## start INFORMATION SHOWN

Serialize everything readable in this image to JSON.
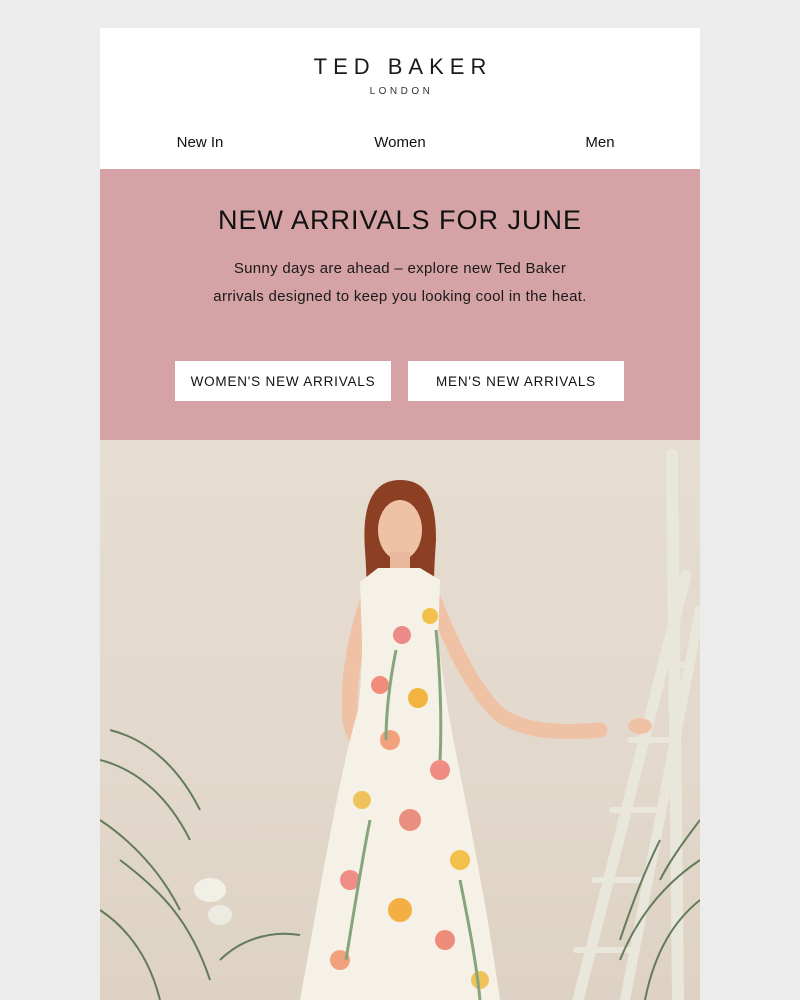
{
  "brand": {
    "name": "TED BAKER",
    "sub": "LONDON"
  },
  "nav": {
    "items": [
      {
        "label": "New In"
      },
      {
        "label": "Women"
      },
      {
        "label": "Men"
      }
    ]
  },
  "hero": {
    "title": "NEW ARRIVALS FOR JUNE",
    "body_line1": "Sunny days are ahead – explore new Ted Baker",
    "body_line2": "arrivals designed to keep you looking cool in the heat.",
    "buttons": [
      {
        "label": "WOMEN'S NEW ARRIVALS"
      },
      {
        "label": "MEN'S NEW ARRIVALS"
      }
    ],
    "background": "#d5a2a6"
  },
  "photo": {
    "icon": "model-in-floral-dress-photo"
  }
}
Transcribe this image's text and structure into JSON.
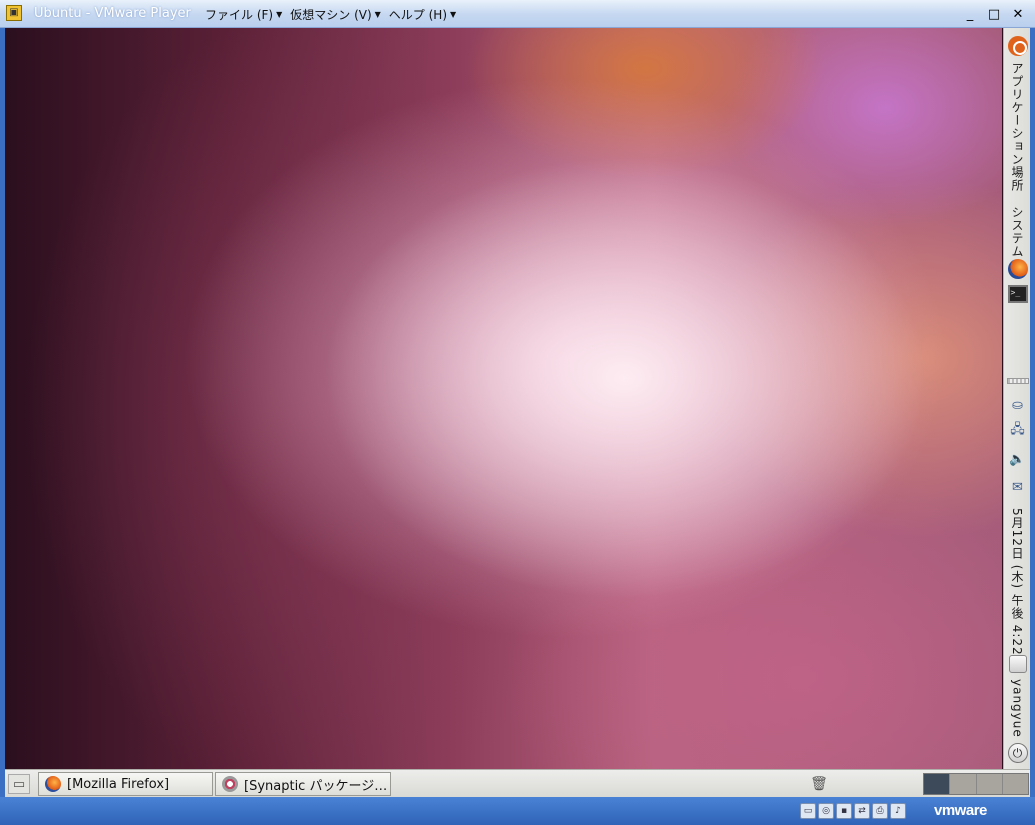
{
  "window": {
    "title": "Ubuntu - VMware Player",
    "menus": [
      {
        "label": "ファイル (F)"
      },
      {
        "label": "仮想マシン (V)"
      },
      {
        "label": "ヘルプ (H)"
      }
    ],
    "controls": {
      "minimize": "_",
      "maximize": "□",
      "close": "✕"
    }
  },
  "side_panel": {
    "applications": "アプリケーション",
    "places": "場所",
    "system": "システム",
    "clock": "5月12日 (木) 午後 4:22",
    "user": "yangyue",
    "icons": [
      "ubuntu-logo-icon",
      "firefox-icon",
      "terminal-icon",
      "network-icon",
      "display-icon",
      "volume-icon",
      "mail-icon",
      "power-icon"
    ]
  },
  "taskbar": {
    "tasks": [
      {
        "label": "[Mozilla Firefox]",
        "icon": "firefox-icon"
      },
      {
        "label": "[Synaptic パッケージ…",
        "icon": "synaptic-icon"
      }
    ],
    "workspaces": 4,
    "active_workspace": 1
  },
  "statusbar": {
    "brand": "vmware",
    "device_icons": [
      "hard-disk-icon",
      "cdrom-icon",
      "floppy-icon",
      "network-adapter-icon",
      "printer-icon",
      "sound-icon"
    ]
  },
  "colors": {
    "vmware_blue": "#2f63b8",
    "panel_grey": "#dcdcd8",
    "ubuntu_orange": "#e0631b"
  }
}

## end INFORMATION SHOWN

AIM:
Your task is to reproduce all of the material exactly. The pictures stay out.

COMPLETE OUTPUT:
Serialize everything readable in this image to JSON.
{
  "brand": {
    "name": "TED BAKER",
    "sub": "LONDON"
  },
  "nav": {
    "items": [
      {
        "label": "New In"
      },
      {
        "label": "Women"
      },
      {
        "label": "Men"
      }
    ]
  },
  "hero": {
    "title": "NEW ARRIVALS FOR JUNE",
    "body_line1": "Sunny days are ahead – explore new Ted Baker",
    "body_line2": "arrivals designed to keep you looking cool in the heat.",
    "buttons": [
      {
        "label": "WOMEN'S NEW ARRIVALS"
      },
      {
        "label": "MEN'S NEW ARRIVALS"
      }
    ],
    "background": "#d5a2a6"
  },
  "photo": {
    "icon": "model-in-floral-dress-photo"
  }
}
Transcribe this image's text and structure into JSON.
{
  "window": {
    "title": "Ubuntu - VMware Player",
    "menus": [
      {
        "label": "ファイル (F)"
      },
      {
        "label": "仮想マシン (V)"
      },
      {
        "label": "ヘルプ (H)"
      }
    ],
    "controls": {
      "minimize": "_",
      "maximize": "□",
      "close": "✕"
    }
  },
  "side_panel": {
    "applications": "アプリケーション",
    "places": "場所",
    "system": "システム",
    "clock": "5月12日 (木) 午後 4:22",
    "user": "yangyue",
    "icons": [
      "ubuntu-logo-icon",
      "firefox-icon",
      "terminal-icon",
      "network-icon",
      "display-icon",
      "volume-icon",
      "mail-icon",
      "power-icon"
    ]
  },
  "taskbar": {
    "tasks": [
      {
        "label": "[Mozilla Firefox]",
        "icon": "firefox-icon"
      },
      {
        "label": "[Synaptic パッケージ…",
        "icon": "synaptic-icon"
      }
    ],
    "workspaces": 4,
    "active_workspace": 1
  },
  "statusbar": {
    "brand": "vmware",
    "device_icons": [
      "hard-disk-icon",
      "cdrom-icon",
      "floppy-icon",
      "network-adapter-icon",
      "printer-icon",
      "sound-icon"
    ]
  },
  "colors": {
    "vmware_blue": "#2f63b8",
    "panel_grey": "#dcdcd8",
    "ubuntu_orange": "#e0631b"
  }
}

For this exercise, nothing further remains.